*THE PROBLEM*:
Repeat every line exactly, keeping the pictures out of the copy.

Stored items
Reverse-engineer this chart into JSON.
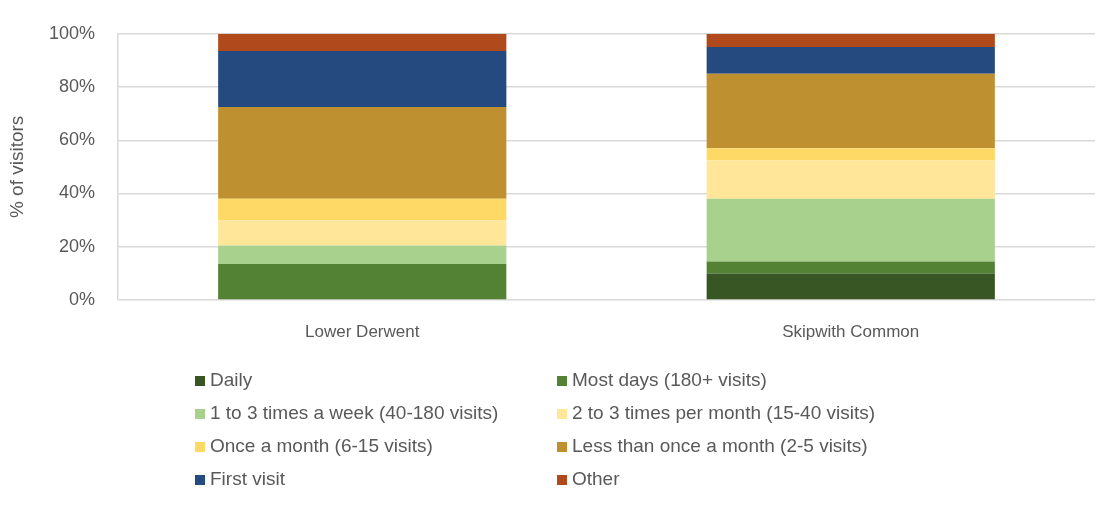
{
  "chart_data": {
    "type": "bar",
    "stacked": true,
    "ylabel": "% of visitors",
    "categories": [
      "Lower Derwent",
      "Skipwith Common"
    ],
    "series": [
      {
        "name": "Daily",
        "color": "#375623",
        "values": [
          0,
          10
        ]
      },
      {
        "name": "Most days (180+ visits)",
        "color": "#548235",
        "values": [
          13.5,
          4.5
        ]
      },
      {
        "name": "1 to 3 times a week (40-180 visits)",
        "color": "#a9d18e",
        "values": [
          7,
          23.5
        ]
      },
      {
        "name": "2 to 3 times per month (15-40 visits)",
        "color": "#ffe699",
        "values": [
          9.5,
          14.5
        ]
      },
      {
        "name": "Once a month (6-15 visits)",
        "color": "#ffd966",
        "values": [
          8,
          4.5
        ]
      },
      {
        "name": "Less than once a month (2-5 visits)",
        "color": "#bf9030",
        "values": [
          34.5,
          28
        ]
      },
      {
        "name": "First visit",
        "color": "#254a80",
        "values": [
          21,
          10
        ]
      },
      {
        "name": "Other",
        "color": "#b04a1c",
        "values": [
          6.5,
          5
        ]
      }
    ],
    "ylim": [
      0,
      100
    ],
    "yticks": [
      {
        "value": 0,
        "label": "0%"
      },
      {
        "value": 20,
        "label": "20%"
      },
      {
        "value": 40,
        "label": "40%"
      },
      {
        "value": 60,
        "label": "60%"
      },
      {
        "value": 80,
        "label": "80%"
      },
      {
        "value": 100,
        "label": "100%"
      }
    ],
    "grid": "y",
    "legend": "bottom"
  }
}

*RESPONSE*:
Reverse-engineer this chart into JSON.
{
  "chart_data": {
    "type": "bar",
    "stacked": true,
    "ylabel": "% of visitors",
    "categories": [
      "Lower Derwent",
      "Skipwith Common"
    ],
    "series": [
      {
        "name": "Daily",
        "color": "#375623",
        "values": [
          0,
          10
        ]
      },
      {
        "name": "Most days (180+ visits)",
        "color": "#548235",
        "values": [
          13.5,
          4.5
        ]
      },
      {
        "name": "1 to 3 times a week (40-180 visits)",
        "color": "#a9d18e",
        "values": [
          7,
          23.5
        ]
      },
      {
        "name": "2 to 3 times per month (15-40 visits)",
        "color": "#ffe699",
        "values": [
          9.5,
          14.5
        ]
      },
      {
        "name": "Once a month (6-15 visits)",
        "color": "#ffd966",
        "values": [
          8,
          4.5
        ]
      },
      {
        "name": "Less than once a month (2-5 visits)",
        "color": "#bf9030",
        "values": [
          34.5,
          28
        ]
      },
      {
        "name": "First visit",
        "color": "#254a80",
        "values": [
          21,
          10
        ]
      },
      {
        "name": "Other",
        "color": "#b04a1c",
        "values": [
          6.5,
          5
        ]
      }
    ],
    "ylim": [
      0,
      100
    ],
    "yticks": [
      {
        "value": 0,
        "label": "0%"
      },
      {
        "value": 20,
        "label": "20%"
      },
      {
        "value": 40,
        "label": "40%"
      },
      {
        "value": 60,
        "label": "60%"
      },
      {
        "value": 80,
        "label": "80%"
      },
      {
        "value": 100,
        "label": "100%"
      }
    ],
    "grid": "y",
    "legend": "bottom"
  }
}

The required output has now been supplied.